**SHORT PROBLEM:**
Return every line of the items that contains the string "direct". Matching is case-sensitive.

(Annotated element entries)

• • • • • • •

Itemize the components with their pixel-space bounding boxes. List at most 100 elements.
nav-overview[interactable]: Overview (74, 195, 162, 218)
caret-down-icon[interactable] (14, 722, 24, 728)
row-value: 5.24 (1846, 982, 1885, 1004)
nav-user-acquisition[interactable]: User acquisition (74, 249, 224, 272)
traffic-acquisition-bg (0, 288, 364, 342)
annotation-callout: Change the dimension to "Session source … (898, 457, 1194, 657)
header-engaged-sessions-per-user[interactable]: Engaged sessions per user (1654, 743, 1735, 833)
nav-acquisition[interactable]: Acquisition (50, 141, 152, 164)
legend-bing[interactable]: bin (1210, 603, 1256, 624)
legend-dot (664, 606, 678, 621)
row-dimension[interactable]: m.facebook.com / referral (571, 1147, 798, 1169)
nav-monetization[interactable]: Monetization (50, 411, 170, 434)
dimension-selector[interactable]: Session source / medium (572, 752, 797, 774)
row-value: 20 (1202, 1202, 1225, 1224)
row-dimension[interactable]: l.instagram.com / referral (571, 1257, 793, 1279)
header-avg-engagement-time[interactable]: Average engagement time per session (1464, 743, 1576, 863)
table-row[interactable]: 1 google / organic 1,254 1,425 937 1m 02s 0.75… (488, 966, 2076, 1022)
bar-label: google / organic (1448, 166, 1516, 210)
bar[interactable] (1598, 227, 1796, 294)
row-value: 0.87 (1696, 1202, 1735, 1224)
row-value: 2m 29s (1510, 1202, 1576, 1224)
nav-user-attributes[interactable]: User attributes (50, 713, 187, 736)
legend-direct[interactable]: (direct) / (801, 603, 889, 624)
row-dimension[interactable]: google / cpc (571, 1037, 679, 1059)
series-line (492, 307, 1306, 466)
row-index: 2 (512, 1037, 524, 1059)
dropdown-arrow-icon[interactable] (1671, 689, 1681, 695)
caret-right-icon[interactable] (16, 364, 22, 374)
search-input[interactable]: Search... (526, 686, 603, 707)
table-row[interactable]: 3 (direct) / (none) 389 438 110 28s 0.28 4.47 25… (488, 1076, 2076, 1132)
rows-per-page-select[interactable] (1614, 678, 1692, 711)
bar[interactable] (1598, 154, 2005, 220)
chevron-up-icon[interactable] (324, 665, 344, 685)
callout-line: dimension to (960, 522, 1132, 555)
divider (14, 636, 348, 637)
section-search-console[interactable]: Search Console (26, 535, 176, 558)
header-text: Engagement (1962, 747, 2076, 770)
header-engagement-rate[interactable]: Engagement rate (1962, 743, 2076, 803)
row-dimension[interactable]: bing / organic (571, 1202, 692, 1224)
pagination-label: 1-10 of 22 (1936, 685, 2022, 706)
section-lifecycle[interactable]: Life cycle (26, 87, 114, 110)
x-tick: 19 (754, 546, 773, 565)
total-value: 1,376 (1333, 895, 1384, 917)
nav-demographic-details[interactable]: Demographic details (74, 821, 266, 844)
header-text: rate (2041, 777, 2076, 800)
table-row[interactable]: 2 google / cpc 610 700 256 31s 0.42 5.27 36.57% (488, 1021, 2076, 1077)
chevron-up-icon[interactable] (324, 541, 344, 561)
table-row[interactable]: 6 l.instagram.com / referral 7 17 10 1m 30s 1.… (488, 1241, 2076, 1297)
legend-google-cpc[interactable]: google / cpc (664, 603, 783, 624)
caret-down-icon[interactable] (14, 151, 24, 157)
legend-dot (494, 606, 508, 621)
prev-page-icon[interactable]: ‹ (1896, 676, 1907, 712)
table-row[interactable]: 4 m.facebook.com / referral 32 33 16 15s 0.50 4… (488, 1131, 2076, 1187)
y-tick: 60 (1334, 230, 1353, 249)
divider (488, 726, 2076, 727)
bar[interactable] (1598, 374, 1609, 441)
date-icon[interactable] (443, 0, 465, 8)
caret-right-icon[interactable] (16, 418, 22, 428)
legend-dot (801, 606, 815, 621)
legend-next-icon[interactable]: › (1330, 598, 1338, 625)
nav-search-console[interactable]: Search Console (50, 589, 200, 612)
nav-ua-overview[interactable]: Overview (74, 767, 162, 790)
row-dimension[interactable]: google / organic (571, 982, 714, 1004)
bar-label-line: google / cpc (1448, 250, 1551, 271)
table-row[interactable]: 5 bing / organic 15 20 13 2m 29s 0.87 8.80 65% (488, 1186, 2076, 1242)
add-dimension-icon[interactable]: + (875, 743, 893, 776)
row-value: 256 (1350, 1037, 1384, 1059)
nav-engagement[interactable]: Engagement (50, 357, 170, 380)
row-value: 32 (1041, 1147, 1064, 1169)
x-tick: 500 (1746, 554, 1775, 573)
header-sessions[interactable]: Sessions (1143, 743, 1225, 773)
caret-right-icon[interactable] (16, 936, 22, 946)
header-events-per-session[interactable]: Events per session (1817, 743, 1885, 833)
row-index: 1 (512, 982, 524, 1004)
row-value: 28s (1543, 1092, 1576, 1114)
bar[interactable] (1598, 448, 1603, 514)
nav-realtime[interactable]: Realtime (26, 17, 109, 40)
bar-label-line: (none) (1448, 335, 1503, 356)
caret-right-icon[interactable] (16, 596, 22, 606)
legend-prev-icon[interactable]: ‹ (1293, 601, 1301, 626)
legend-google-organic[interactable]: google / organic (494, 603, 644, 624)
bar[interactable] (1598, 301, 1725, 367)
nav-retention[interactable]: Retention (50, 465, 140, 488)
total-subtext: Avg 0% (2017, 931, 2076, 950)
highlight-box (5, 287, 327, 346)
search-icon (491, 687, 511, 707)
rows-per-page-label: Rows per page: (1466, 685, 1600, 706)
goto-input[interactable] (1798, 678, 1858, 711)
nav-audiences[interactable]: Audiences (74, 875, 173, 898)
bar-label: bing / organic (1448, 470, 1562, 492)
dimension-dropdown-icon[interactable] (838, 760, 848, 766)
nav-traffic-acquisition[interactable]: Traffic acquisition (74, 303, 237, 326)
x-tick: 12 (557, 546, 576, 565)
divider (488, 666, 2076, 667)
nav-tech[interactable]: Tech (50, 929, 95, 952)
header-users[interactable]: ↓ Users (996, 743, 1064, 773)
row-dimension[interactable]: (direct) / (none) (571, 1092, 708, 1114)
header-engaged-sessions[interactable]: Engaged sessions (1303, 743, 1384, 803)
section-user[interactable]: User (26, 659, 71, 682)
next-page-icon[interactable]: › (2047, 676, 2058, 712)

• • • • • • •

**ANSWER FOR THIS EXERCISE:**
legend-direct[interactable]: (direct) / (801, 603, 889, 624)
table-row[interactable]: 3 (direct) / (none) 389 438 110 28s 0.28 4.47 25… (488, 1076, 2076, 1132)
row-dimension[interactable]: (direct) / (none) (571, 1092, 708, 1114)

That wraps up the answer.